— START OF Dataset content —

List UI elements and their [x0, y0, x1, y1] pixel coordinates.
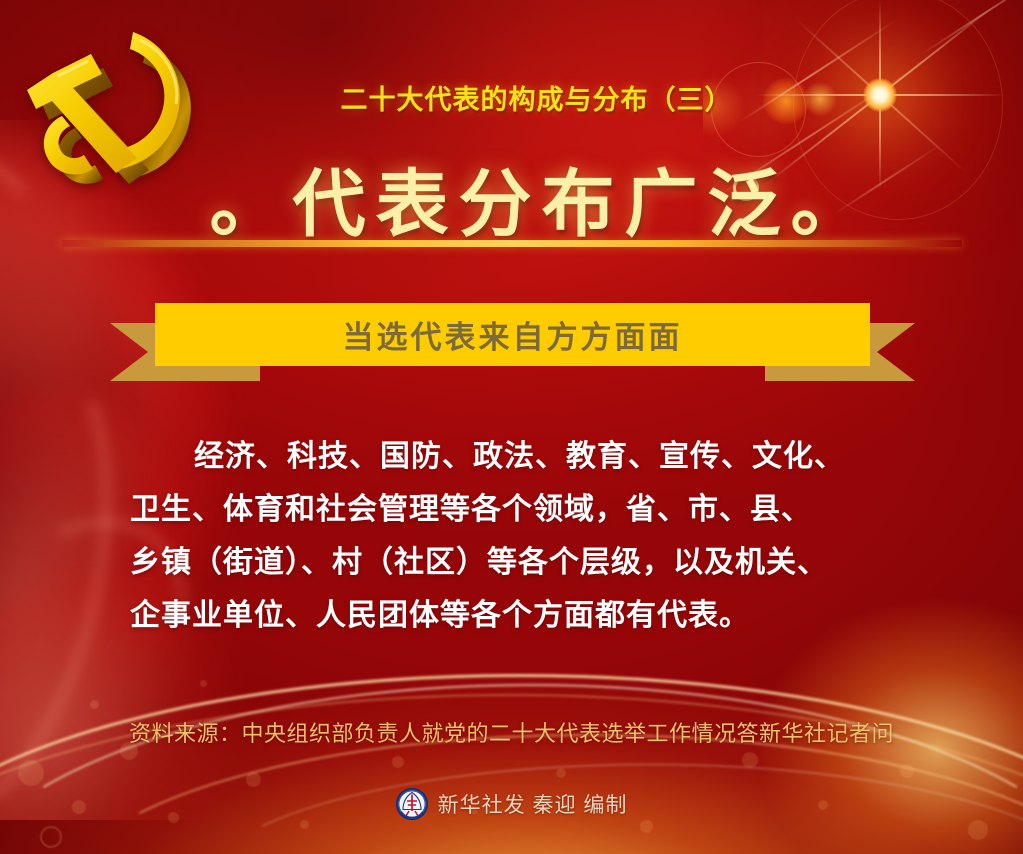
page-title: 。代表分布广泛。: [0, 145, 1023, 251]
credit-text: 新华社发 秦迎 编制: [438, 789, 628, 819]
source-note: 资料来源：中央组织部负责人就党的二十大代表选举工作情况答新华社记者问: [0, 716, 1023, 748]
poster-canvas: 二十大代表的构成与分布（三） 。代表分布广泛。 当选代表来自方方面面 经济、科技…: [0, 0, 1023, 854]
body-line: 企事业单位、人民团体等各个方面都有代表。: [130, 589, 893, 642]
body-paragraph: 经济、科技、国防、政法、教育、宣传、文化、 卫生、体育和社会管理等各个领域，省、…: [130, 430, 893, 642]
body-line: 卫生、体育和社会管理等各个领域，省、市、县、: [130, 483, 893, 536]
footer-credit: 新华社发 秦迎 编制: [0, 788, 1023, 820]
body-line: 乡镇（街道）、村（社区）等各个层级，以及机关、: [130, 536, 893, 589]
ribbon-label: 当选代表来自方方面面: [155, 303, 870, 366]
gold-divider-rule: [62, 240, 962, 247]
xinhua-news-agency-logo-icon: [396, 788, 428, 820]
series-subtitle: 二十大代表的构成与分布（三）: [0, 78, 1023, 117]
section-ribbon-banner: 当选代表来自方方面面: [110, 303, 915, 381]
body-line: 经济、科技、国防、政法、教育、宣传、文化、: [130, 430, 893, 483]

— END OF Dataset content —
— START OF Dataset content —

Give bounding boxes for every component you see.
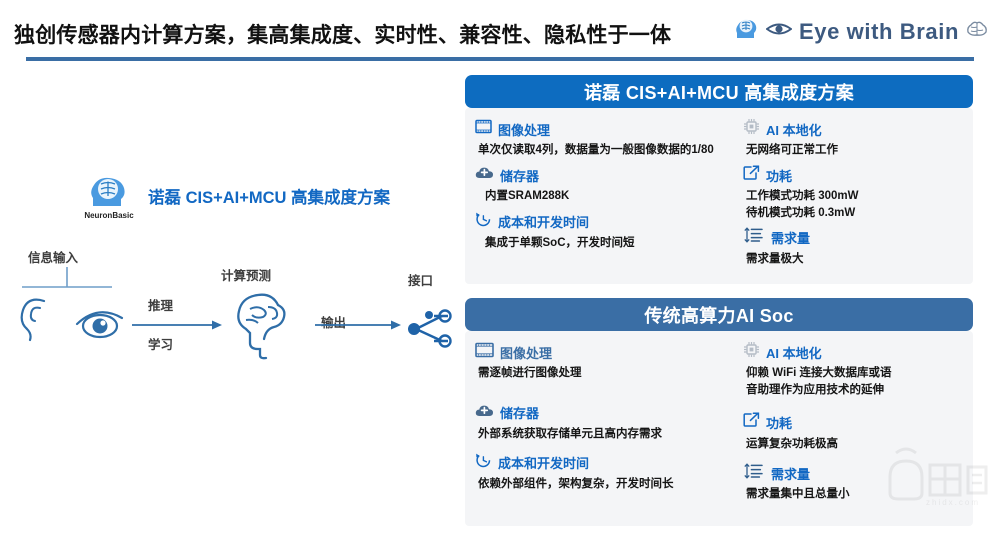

— END OF Dataset content —

The exercise ->
Convert the data from the line containing "List UI elements" through the line containing "poster-canvas: 二十大代表的构成与分布（三） 。代表分布广泛。" into a numbered list, omitting blank lines and leaving out any pictures.

Problem solution ->
1. List UI elements and their [x0, y0, x1, y1] pixel coordinates.
2. page-title: 。代表分布广泛。: [0, 145, 1023, 251]
3. credit-text: 新华社发 秦迎 编制: [438, 789, 628, 819]
4. source-note: 资料来源：中央组织部负责人就党的二十大代表选举工作情况答新华社记者问: [0, 716, 1023, 748]
5. poster-canvas: 二十大代表的构成与分布（三） 。代表分布广泛。 当选代表来自方方面面 经济、科技…: [0, 0, 1023, 854]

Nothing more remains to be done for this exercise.